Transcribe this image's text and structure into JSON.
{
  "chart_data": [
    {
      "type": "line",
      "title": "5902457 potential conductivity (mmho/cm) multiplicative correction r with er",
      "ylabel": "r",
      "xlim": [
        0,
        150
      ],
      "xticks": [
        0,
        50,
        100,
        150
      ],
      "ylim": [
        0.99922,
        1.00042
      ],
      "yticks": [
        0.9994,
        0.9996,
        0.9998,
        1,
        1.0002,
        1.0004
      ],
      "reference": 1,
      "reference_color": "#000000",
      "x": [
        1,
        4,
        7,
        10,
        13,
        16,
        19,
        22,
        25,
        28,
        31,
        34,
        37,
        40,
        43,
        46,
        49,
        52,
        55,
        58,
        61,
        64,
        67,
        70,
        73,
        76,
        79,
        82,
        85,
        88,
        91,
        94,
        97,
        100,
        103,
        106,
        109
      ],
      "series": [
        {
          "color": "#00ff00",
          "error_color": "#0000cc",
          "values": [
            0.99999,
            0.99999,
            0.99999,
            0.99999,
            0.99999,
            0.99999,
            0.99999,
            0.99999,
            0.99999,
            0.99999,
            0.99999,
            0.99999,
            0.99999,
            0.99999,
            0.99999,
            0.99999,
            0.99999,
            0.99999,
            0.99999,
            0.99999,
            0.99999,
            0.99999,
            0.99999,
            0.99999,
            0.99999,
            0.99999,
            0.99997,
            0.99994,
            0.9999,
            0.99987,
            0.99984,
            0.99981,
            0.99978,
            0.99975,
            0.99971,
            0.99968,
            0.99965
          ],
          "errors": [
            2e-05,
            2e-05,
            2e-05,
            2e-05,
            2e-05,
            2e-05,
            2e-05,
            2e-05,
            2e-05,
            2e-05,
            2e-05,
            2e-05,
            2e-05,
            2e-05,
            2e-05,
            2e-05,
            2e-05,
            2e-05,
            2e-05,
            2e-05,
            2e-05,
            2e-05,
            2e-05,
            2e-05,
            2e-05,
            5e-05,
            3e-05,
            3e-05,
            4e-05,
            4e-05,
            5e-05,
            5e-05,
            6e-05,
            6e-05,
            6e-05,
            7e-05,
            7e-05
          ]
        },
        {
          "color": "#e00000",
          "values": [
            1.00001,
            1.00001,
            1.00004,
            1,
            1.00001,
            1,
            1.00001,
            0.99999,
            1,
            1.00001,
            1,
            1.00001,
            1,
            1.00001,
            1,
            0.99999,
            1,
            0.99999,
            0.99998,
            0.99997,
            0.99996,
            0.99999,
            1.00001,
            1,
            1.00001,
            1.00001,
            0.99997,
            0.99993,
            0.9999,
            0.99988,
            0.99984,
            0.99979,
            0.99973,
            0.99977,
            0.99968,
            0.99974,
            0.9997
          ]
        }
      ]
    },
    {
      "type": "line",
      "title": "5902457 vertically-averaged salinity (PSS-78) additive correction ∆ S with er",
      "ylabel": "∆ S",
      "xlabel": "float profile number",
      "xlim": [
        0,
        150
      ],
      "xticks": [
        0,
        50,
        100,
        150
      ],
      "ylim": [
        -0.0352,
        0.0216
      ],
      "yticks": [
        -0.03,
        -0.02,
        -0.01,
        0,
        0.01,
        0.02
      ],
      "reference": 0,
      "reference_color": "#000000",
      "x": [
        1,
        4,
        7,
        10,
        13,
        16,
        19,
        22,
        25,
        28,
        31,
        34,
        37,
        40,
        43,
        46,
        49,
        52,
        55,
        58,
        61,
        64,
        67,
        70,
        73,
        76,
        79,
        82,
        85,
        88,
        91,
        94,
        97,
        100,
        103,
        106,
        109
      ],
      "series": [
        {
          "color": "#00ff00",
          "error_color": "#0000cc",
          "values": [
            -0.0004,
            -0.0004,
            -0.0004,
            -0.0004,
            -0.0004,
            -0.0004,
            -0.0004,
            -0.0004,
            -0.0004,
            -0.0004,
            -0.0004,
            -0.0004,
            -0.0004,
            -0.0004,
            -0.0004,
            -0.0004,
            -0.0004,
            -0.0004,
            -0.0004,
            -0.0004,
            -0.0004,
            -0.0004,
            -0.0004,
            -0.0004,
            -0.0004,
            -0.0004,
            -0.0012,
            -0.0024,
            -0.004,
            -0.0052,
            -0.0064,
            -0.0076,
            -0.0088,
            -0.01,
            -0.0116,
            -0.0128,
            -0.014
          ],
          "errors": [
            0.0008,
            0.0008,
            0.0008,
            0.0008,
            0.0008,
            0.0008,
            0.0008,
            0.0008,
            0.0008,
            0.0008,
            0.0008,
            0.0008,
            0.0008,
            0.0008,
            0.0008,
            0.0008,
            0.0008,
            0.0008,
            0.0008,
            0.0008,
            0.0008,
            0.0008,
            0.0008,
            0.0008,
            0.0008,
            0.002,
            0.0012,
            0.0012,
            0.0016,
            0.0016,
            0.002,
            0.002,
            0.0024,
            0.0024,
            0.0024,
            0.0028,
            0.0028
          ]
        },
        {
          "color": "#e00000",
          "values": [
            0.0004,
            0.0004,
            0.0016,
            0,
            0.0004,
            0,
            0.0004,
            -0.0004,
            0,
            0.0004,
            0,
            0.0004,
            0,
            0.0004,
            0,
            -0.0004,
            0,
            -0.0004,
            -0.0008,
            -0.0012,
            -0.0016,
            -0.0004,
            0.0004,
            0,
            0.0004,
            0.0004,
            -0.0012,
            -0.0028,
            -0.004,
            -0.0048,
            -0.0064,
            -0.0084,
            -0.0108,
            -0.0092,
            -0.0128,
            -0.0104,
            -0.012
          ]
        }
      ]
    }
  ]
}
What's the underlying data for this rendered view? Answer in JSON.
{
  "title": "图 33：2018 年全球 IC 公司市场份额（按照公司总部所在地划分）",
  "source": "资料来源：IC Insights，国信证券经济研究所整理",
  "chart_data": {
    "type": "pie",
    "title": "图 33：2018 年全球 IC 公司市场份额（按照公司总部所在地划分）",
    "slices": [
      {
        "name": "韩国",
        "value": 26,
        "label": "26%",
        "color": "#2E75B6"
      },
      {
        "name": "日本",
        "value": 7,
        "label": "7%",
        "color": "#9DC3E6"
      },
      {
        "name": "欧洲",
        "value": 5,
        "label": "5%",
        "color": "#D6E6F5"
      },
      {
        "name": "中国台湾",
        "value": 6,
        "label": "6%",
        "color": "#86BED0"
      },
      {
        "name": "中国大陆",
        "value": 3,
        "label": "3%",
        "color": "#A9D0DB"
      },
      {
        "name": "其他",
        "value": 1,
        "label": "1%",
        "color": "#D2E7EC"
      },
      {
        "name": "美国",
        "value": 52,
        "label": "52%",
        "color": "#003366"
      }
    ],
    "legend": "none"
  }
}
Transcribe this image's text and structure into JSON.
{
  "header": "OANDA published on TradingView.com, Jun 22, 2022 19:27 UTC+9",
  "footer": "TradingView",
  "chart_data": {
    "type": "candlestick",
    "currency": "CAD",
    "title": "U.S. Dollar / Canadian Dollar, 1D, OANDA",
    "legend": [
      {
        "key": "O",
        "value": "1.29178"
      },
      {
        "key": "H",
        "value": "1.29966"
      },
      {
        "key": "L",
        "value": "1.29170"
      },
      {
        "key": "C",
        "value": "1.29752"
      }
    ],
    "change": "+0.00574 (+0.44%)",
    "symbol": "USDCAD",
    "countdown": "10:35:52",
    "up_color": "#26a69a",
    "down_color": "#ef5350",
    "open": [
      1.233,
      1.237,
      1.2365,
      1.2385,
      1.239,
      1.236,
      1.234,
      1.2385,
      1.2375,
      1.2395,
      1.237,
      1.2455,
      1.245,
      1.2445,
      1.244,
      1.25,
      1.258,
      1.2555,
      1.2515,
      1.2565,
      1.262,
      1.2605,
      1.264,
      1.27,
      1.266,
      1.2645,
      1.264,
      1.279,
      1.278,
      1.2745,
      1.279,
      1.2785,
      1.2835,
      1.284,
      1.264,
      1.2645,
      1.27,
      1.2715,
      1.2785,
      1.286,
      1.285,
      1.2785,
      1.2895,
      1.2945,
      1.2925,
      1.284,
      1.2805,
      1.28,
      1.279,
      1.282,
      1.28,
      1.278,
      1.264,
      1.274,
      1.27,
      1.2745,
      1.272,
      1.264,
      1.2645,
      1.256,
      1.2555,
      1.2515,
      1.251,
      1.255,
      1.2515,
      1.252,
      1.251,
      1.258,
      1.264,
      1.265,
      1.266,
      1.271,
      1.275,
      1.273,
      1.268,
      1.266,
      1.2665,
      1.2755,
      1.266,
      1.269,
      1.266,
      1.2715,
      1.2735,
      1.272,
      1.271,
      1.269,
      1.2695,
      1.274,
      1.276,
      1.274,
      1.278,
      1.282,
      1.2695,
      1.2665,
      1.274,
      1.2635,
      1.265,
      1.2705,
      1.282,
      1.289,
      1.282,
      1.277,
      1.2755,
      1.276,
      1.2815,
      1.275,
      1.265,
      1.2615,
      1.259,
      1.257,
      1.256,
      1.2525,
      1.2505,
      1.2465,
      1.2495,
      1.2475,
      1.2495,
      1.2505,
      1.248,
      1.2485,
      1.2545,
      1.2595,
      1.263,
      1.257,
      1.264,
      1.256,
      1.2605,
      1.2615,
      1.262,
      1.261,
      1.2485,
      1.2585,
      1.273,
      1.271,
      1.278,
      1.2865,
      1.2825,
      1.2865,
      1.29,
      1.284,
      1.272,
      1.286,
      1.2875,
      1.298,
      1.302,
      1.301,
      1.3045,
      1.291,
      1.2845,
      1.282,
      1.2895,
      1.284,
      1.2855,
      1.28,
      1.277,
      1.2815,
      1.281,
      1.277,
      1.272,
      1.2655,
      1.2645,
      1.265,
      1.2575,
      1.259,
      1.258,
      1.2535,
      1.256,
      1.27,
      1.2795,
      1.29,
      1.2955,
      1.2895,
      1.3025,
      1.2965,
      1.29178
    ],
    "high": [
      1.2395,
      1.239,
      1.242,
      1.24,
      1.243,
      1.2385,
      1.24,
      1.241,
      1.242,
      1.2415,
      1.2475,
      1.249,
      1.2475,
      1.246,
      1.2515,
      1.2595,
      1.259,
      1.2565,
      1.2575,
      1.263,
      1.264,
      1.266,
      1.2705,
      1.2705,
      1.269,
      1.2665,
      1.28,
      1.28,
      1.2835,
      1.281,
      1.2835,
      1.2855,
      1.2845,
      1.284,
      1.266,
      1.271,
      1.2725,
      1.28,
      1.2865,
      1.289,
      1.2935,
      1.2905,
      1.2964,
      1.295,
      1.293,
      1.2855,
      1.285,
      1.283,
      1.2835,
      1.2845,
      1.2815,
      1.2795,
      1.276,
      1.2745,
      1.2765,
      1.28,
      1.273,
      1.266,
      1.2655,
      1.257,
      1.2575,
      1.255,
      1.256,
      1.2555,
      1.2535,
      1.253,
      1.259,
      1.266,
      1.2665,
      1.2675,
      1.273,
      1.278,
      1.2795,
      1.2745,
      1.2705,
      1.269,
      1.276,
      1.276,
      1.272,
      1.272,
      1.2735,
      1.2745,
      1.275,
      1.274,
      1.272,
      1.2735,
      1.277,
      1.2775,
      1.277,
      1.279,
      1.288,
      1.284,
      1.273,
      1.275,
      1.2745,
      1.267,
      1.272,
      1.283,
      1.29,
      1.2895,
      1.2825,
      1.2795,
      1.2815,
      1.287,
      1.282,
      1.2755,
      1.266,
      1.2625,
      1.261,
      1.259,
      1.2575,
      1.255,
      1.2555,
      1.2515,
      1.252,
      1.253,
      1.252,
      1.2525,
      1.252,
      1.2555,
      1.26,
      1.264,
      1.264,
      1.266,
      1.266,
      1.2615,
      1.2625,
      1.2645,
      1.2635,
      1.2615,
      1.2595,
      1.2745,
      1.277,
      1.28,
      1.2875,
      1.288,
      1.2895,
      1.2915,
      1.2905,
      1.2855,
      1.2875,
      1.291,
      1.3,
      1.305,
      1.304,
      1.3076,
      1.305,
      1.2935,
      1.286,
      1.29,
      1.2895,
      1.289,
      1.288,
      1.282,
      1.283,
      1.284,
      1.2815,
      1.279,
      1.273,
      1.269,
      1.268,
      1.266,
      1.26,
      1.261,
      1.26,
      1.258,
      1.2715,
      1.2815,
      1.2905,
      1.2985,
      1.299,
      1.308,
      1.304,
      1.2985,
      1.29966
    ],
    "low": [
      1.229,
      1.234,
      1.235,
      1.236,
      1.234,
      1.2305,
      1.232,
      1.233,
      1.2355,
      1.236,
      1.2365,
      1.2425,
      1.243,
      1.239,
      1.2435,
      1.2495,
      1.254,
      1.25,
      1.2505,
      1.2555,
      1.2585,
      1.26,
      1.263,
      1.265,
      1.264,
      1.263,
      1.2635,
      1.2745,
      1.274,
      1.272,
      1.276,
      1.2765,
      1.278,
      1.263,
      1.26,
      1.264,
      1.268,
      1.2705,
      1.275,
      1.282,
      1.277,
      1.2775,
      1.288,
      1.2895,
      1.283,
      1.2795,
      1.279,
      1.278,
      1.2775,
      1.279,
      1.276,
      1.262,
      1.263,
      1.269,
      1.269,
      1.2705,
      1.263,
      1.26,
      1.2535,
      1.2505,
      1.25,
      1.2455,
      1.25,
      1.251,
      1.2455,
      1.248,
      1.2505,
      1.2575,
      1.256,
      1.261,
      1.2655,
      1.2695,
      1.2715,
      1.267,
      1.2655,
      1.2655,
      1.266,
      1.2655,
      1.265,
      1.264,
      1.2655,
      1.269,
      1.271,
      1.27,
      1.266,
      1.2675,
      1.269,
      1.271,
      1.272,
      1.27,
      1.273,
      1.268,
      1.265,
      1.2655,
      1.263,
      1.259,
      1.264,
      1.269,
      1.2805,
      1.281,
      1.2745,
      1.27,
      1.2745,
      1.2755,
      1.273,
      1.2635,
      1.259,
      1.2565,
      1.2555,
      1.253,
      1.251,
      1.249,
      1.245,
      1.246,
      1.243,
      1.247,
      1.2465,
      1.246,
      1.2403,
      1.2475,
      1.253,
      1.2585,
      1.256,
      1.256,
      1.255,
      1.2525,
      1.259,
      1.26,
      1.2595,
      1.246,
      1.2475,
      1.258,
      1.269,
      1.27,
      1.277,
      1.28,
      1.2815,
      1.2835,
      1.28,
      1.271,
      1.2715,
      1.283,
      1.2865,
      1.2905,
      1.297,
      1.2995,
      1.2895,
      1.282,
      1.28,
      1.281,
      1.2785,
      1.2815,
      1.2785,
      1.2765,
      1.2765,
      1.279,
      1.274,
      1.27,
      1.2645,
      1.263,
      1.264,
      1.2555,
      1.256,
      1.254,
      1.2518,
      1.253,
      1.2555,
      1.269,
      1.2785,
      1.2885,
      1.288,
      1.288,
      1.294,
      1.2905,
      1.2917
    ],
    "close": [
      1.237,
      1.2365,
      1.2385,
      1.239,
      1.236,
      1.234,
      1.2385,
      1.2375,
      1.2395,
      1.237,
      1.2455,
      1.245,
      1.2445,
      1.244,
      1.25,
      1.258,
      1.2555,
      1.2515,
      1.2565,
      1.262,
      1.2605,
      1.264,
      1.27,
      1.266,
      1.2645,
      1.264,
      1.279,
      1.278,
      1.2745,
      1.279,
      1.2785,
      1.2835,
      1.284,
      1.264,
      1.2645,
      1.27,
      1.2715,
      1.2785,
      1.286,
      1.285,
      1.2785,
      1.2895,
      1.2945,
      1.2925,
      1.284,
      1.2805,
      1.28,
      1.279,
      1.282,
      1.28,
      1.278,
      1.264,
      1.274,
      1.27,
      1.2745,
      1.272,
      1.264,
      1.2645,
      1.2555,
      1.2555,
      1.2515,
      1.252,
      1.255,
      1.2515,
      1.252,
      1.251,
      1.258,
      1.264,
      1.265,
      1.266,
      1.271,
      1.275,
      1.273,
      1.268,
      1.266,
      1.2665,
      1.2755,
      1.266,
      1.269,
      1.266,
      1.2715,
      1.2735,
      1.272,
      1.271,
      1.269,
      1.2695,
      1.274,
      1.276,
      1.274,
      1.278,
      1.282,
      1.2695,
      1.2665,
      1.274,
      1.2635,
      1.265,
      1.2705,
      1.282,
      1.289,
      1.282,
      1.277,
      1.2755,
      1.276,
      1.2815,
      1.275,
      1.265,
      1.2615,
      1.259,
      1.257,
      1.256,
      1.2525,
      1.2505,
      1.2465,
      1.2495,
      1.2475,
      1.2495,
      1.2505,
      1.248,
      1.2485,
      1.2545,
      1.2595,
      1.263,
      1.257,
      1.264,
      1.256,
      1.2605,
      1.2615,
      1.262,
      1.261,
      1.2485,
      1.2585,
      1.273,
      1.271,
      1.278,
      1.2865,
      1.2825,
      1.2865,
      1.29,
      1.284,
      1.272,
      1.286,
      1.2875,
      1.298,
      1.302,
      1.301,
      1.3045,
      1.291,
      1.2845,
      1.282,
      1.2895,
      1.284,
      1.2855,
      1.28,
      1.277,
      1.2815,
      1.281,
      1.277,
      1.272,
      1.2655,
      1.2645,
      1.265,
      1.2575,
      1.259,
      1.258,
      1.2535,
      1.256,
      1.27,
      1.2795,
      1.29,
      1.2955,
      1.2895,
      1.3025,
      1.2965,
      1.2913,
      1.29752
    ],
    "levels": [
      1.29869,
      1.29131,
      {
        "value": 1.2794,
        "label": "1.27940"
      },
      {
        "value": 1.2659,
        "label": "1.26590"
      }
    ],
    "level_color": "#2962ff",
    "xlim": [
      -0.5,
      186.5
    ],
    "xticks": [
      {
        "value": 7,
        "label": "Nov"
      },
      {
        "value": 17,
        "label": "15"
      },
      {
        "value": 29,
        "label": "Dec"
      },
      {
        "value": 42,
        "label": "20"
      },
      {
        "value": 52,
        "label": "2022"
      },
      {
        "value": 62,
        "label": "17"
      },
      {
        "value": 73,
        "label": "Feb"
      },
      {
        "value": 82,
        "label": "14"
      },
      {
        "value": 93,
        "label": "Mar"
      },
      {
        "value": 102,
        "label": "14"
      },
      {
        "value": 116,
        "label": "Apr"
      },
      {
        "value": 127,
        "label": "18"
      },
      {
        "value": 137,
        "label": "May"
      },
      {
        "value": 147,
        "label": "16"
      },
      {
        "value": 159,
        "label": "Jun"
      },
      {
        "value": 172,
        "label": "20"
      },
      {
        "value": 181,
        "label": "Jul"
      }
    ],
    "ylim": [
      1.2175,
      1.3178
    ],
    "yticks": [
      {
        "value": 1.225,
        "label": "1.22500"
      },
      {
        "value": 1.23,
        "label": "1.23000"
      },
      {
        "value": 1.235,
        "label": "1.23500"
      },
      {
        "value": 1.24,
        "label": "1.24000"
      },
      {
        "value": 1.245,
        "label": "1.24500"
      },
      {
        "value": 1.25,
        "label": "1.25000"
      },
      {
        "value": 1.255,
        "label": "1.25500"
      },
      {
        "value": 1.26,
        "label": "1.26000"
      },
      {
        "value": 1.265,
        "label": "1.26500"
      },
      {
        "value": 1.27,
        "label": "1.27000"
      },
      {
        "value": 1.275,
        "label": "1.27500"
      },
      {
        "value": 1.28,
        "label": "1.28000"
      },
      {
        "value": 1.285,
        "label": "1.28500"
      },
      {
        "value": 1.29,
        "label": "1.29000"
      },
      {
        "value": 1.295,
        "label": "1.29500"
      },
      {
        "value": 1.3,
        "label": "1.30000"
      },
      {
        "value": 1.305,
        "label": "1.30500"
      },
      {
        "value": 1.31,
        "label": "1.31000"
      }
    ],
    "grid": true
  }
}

+-------+

**Exercise directions:**
Find the word "公司市场份额" and list each line it appears in.

**Task response:**
  "title": "图 33：2018 年全球 IC 公司市场份额（按照公司总部所在地划分）",
    "title": "图 33：2018 年全球 IC 公司市场份额（按照公司总部所在地划分）",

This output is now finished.